- Task material
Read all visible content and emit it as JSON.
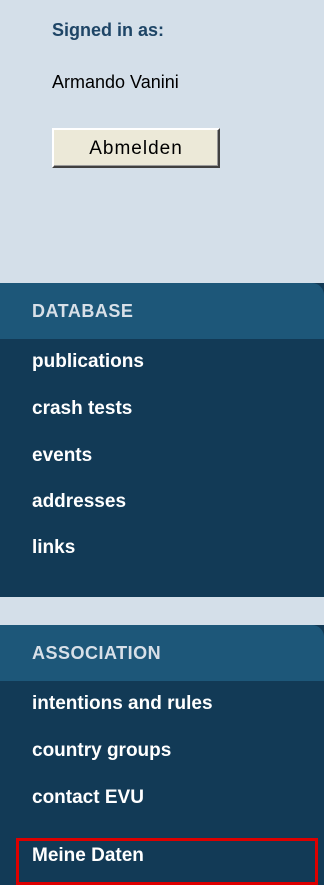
{
  "signin": {
    "label": "Signed in as:",
    "user": "Armando Vanini",
    "logout_button": "Abmelden"
  },
  "database": {
    "title": "DATABASE",
    "items": [
      {
        "label": "publications"
      },
      {
        "label": "crash tests"
      },
      {
        "label": "events"
      },
      {
        "label": "addresses"
      },
      {
        "label": "links"
      }
    ]
  },
  "association": {
    "title": "ASSOCIATION",
    "items": [
      {
        "label": "intentions and rules"
      },
      {
        "label": "country groups"
      },
      {
        "label": "contact EVU"
      },
      {
        "label": "Meine Daten",
        "highlighted": true
      }
    ]
  },
  "colors": {
    "background": "#d4dfe9",
    "panel": "#123a56",
    "panel_header": "#1d5779",
    "signin_label": "#1e4566",
    "highlight": "#dd0000"
  }
}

- Stated task
Pictures in the records above are left out; print everything else exactly as written.

- Written response
Read all visible content and emit it as JSON.
{
  "signin": {
    "label": "Signed in as:",
    "user": "Armando Vanini",
    "logout_button": "Abmelden"
  },
  "database": {
    "title": "DATABASE",
    "items": [
      {
        "label": "publications"
      },
      {
        "label": "crash tests"
      },
      {
        "label": "events"
      },
      {
        "label": "addresses"
      },
      {
        "label": "links"
      }
    ]
  },
  "association": {
    "title": "ASSOCIATION",
    "items": [
      {
        "label": "intentions and rules"
      },
      {
        "label": "country groups"
      },
      {
        "label": "contact EVU"
      },
      {
        "label": "Meine Daten",
        "highlighted": true
      }
    ]
  },
  "colors": {
    "background": "#d4dfe9",
    "panel": "#123a56",
    "panel_header": "#1d5779",
    "signin_label": "#1e4566",
    "highlight": "#dd0000"
  }
}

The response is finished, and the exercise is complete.